> **Exercise task**
Quote the listing below in full and exactly as written, but omit every picture.

[Stored data entries]
■ ■ ■ ■ ■

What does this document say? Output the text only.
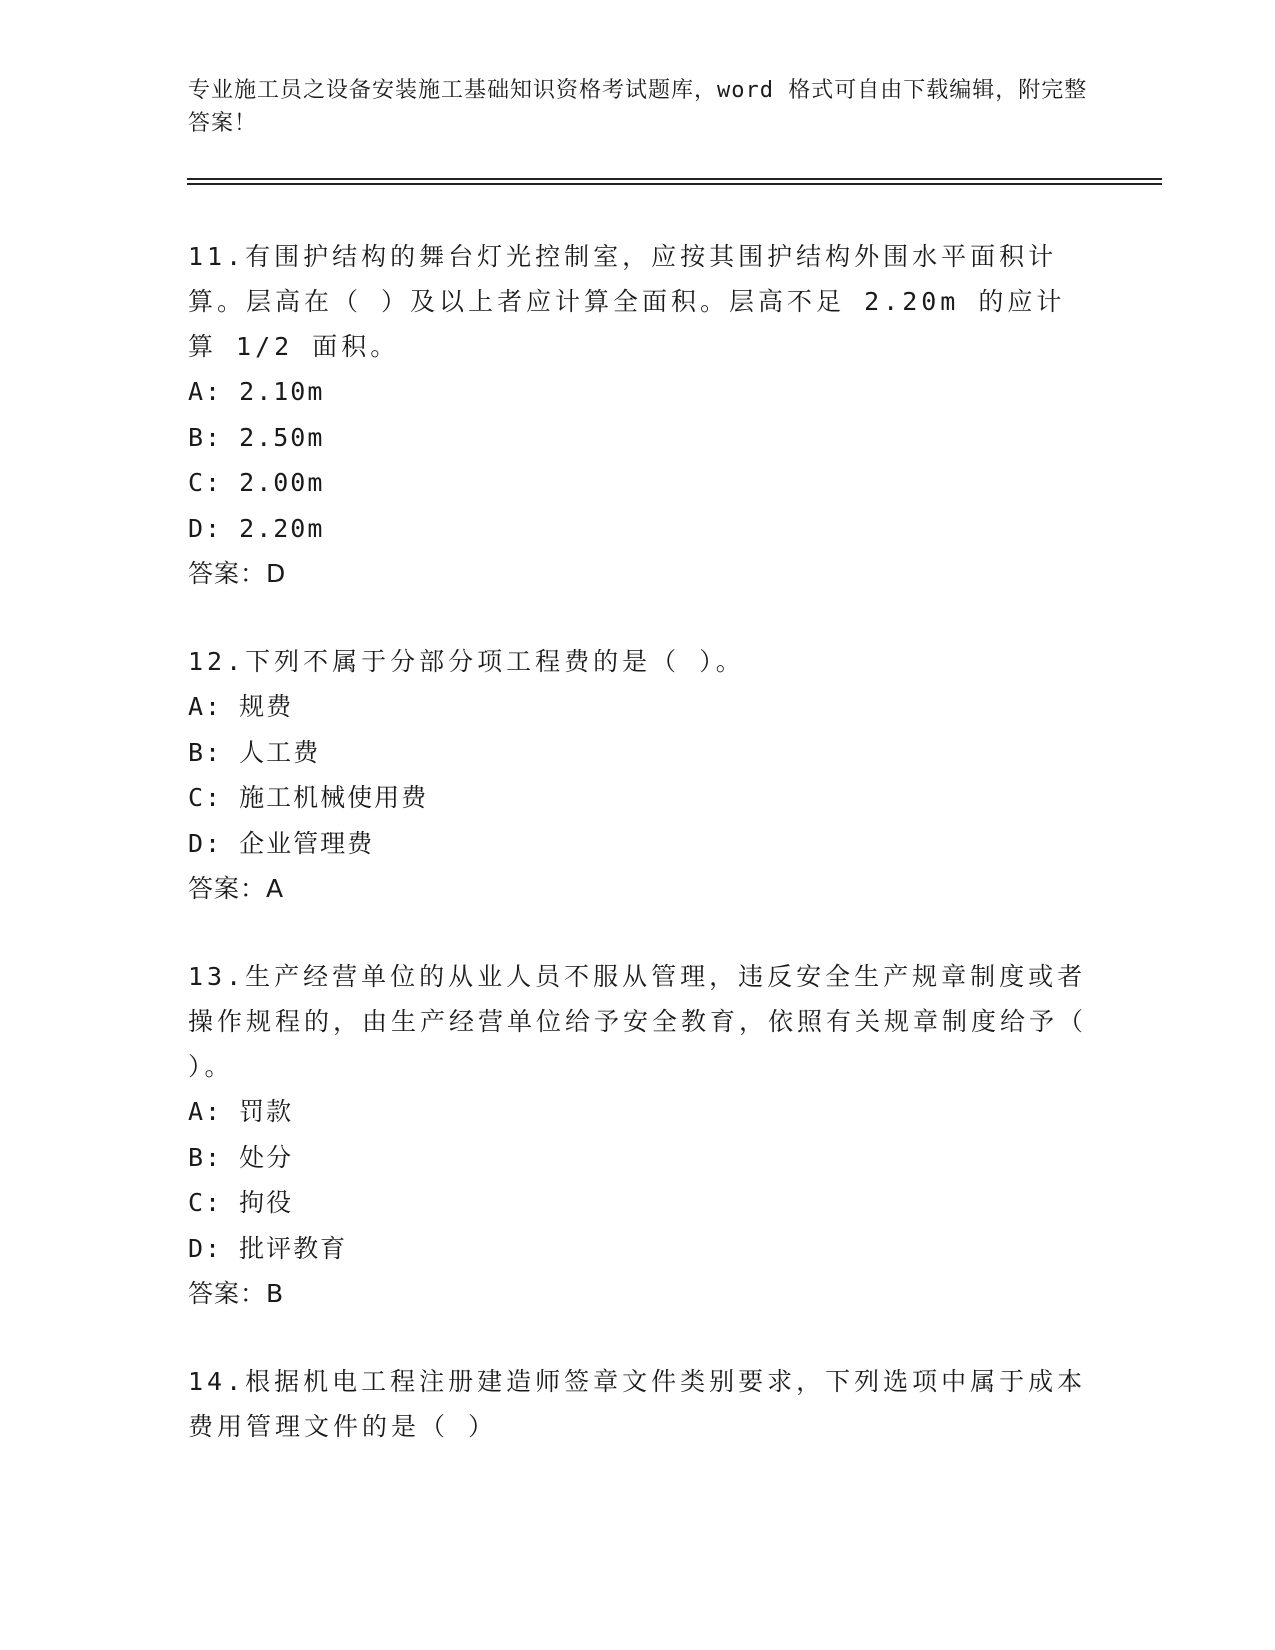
专业施工员之设备安装施工基础知识资格考试题库，word 格式可自由下载编辑，附完整答案！
11.有围护结构的舞台灯光控制室，应按其围护结构外围水平面积计算。层高在（ ）及以上者应计算全面积。层高不足 2.20m 的应计算 1/2 面积。
A: 2.10m
B: 2.50m
C: 2.00m
D: 2.20m
答案：D
12.下列不属于分部分项工程费的是（ ）。
A: 规费
B: 人工费
C: 施工机械使用费
D: 企业管理费
答案：A
13.生产经营单位的从业人员不服从管理，违反安全生产规章制度或者操作规程的，由生产经营单位给予安全教育，依照有关规章制度给予（ ）。
A: 罚款
B: 处分
C: 拘役
D: 批评教育
答案：B
14.根据机电工程注册建造师签章文件类别要求，下列选项中属于成本费用管理文件的是（ ）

■ ■ ■ ■ ■

> **Response to this task**
What does this document say? Output the text only.
专业施工员之设备安装施工基础知识资格考试题库，word 格式可自由下载编辑，附完整答案！
11.有围护结构的舞台灯光控制室，应按其围护结构外围水平面积计算。层高在（ ）及以上者应计算全面积。层高不足 2.20m 的应计算 1/2 面积。
A: 2.10m
B: 2.50m
C: 2.00m
D: 2.20m
答案：D
12.下列不属于分部分项工程费的是（ ）。
A: 规费
B: 人工费
C: 施工机械使用费
D: 企业管理费
答案：A
13.生产经营单位的从业人员不服从管理，违反安全生产规章制度或者操作规程的，由生产经营单位给予安全教育，依照有关规章制度给予（ ）。
A: 罚款
B: 处分
C: 拘役
D: 批评教育
答案：B
14.根据机电工程注册建造师签章文件类别要求，下列选项中属于成本费用管理文件的是（ ）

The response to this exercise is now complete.